▶ Requirements
Pictures in the records should not be copied, but every other part must be repeated exactly.

▶ Material for this task
● ● ●

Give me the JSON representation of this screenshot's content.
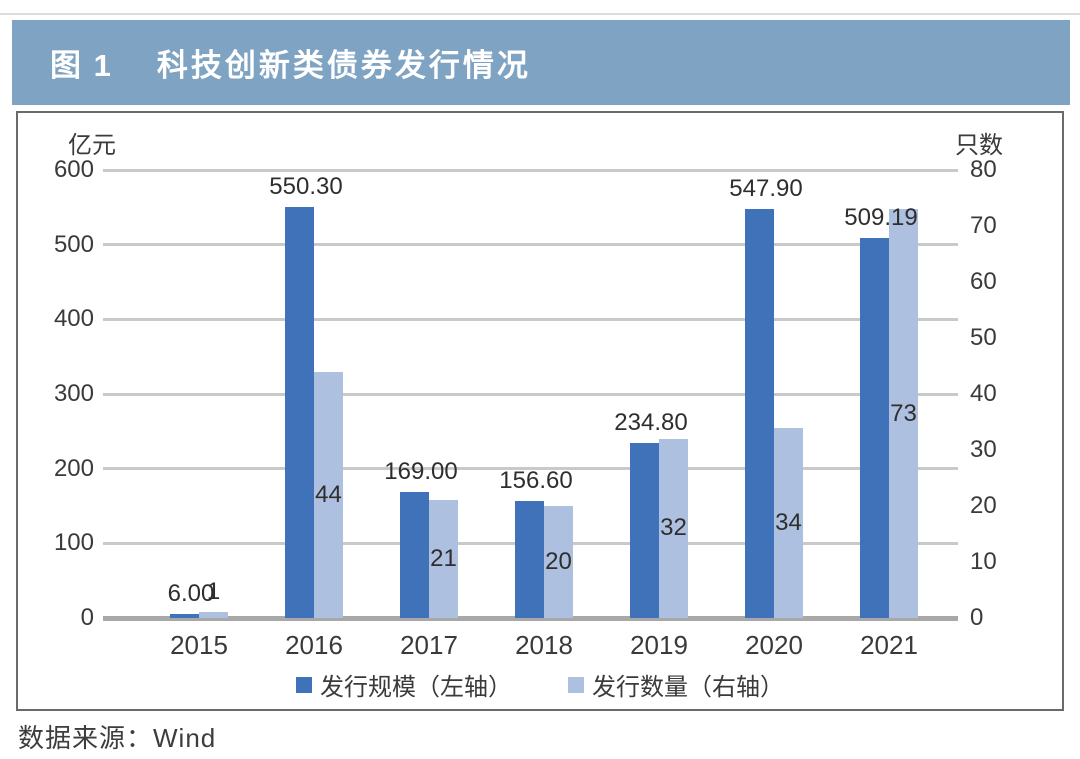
{
  "figure": {
    "number": "图 1",
    "title": "科技创新类债券发行情况",
    "band_color": "#7fa3c2"
  },
  "source": {
    "text": "数据来源：Wind"
  },
  "chart_data": {
    "type": "bar",
    "categories": [
      "2015",
      "2016",
      "2017",
      "2018",
      "2019",
      "2020",
      "2021"
    ],
    "series": [
      {
        "name": "发行规模（左轴）",
        "axis": "left",
        "values": [
          6.0,
          550.3,
          169.0,
          156.6,
          234.8,
          547.9,
          509.19
        ],
        "labels": [
          "6.00",
          "550.30",
          "169.00",
          "156.60",
          "234.80",
          "547.90",
          "509.19"
        ],
        "color": "#3f72b9"
      },
      {
        "name": "发行数量（右轴）",
        "axis": "right",
        "values": [
          1,
          44,
          21,
          20,
          32,
          34,
          73
        ],
        "labels": [
          "1",
          "44",
          "21",
          "20",
          "32",
          "34",
          "73"
        ],
        "color": "#aec0e0"
      }
    ],
    "left_axis": {
      "unit": "亿元",
      "min": 0,
      "max": 600,
      "tick_step": 100,
      "ticks": [
        600,
        500,
        400,
        300,
        200,
        100,
        0
      ]
    },
    "right_axis": {
      "unit": "只数",
      "min": 0,
      "max": 80,
      "tick_step": 10,
      "ticks": [
        80,
        70,
        60,
        50,
        40,
        30,
        20,
        10,
        0
      ]
    },
    "grid": true,
    "legend_position": "bottom"
  }
}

● ● ●

▶ Exercise output
Give me the JSON representation of this screenshot's content.
{
  "figure": {
    "number": "图 1",
    "title": "科技创新类债券发行情况",
    "band_color": "#7fa3c2"
  },
  "source": {
    "text": "数据来源：Wind"
  },
  "chart_data": {
    "type": "bar",
    "categories": [
      "2015",
      "2016",
      "2017",
      "2018",
      "2019",
      "2020",
      "2021"
    ],
    "series": [
      {
        "name": "发行规模（左轴）",
        "axis": "left",
        "values": [
          6.0,
          550.3,
          169.0,
          156.6,
          234.8,
          547.9,
          509.19
        ],
        "labels": [
          "6.00",
          "550.30",
          "169.00",
          "156.60",
          "234.80",
          "547.90",
          "509.19"
        ],
        "color": "#3f72b9"
      },
      {
        "name": "发行数量（右轴）",
        "axis": "right",
        "values": [
          1,
          44,
          21,
          20,
          32,
          34,
          73
        ],
        "labels": [
          "1",
          "44",
          "21",
          "20",
          "32",
          "34",
          "73"
        ],
        "color": "#aec0e0"
      }
    ],
    "left_axis": {
      "unit": "亿元",
      "min": 0,
      "max": 600,
      "tick_step": 100,
      "ticks": [
        600,
        500,
        400,
        300,
        200,
        100,
        0
      ]
    },
    "right_axis": {
      "unit": "只数",
      "min": 0,
      "max": 80,
      "tick_step": 10,
      "ticks": [
        80,
        70,
        60,
        50,
        40,
        30,
        20,
        10,
        0
      ]
    },
    "grid": true,
    "legend_position": "bottom"
  }
}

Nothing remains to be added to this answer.